• [THE PROBLEM]:
List every line in this data where the string "text" occurs.

• [STORED DATA]:
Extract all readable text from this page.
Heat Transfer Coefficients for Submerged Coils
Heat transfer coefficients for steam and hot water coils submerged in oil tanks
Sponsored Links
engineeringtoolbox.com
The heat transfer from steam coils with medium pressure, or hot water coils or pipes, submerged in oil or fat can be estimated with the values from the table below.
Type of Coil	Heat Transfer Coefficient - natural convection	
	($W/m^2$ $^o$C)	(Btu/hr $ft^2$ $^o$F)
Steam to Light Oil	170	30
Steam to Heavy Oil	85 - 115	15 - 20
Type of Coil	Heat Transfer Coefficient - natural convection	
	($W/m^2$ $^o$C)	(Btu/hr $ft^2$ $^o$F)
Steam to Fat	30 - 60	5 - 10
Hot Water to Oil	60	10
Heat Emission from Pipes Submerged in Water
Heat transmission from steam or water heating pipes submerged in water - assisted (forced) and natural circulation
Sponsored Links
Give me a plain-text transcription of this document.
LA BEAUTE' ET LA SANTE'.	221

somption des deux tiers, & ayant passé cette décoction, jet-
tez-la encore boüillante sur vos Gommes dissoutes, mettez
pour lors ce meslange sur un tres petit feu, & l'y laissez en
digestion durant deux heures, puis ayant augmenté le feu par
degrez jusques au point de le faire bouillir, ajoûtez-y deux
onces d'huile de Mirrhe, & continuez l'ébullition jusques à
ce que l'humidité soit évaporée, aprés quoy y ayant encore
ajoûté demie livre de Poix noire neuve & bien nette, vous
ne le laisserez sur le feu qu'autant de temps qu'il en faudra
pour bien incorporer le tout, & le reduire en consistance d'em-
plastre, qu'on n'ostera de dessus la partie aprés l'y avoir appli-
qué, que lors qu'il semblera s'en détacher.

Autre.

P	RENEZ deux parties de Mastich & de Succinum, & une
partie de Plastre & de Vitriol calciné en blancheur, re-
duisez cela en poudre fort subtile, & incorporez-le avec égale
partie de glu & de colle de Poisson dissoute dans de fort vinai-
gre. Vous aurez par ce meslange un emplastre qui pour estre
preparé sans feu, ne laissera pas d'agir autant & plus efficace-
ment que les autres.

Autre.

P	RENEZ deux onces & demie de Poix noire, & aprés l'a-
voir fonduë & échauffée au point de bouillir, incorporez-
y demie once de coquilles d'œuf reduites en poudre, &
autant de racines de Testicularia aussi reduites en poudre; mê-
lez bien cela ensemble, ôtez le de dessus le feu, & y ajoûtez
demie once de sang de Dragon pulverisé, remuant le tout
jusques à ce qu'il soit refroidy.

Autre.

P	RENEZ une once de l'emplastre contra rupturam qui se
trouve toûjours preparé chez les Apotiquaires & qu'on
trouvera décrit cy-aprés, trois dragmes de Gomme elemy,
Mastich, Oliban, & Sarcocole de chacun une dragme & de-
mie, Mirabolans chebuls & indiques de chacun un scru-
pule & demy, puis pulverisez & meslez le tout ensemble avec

• [RESULT]:
Extract all readable text from this page.
Give me a plain-text transcription of this document.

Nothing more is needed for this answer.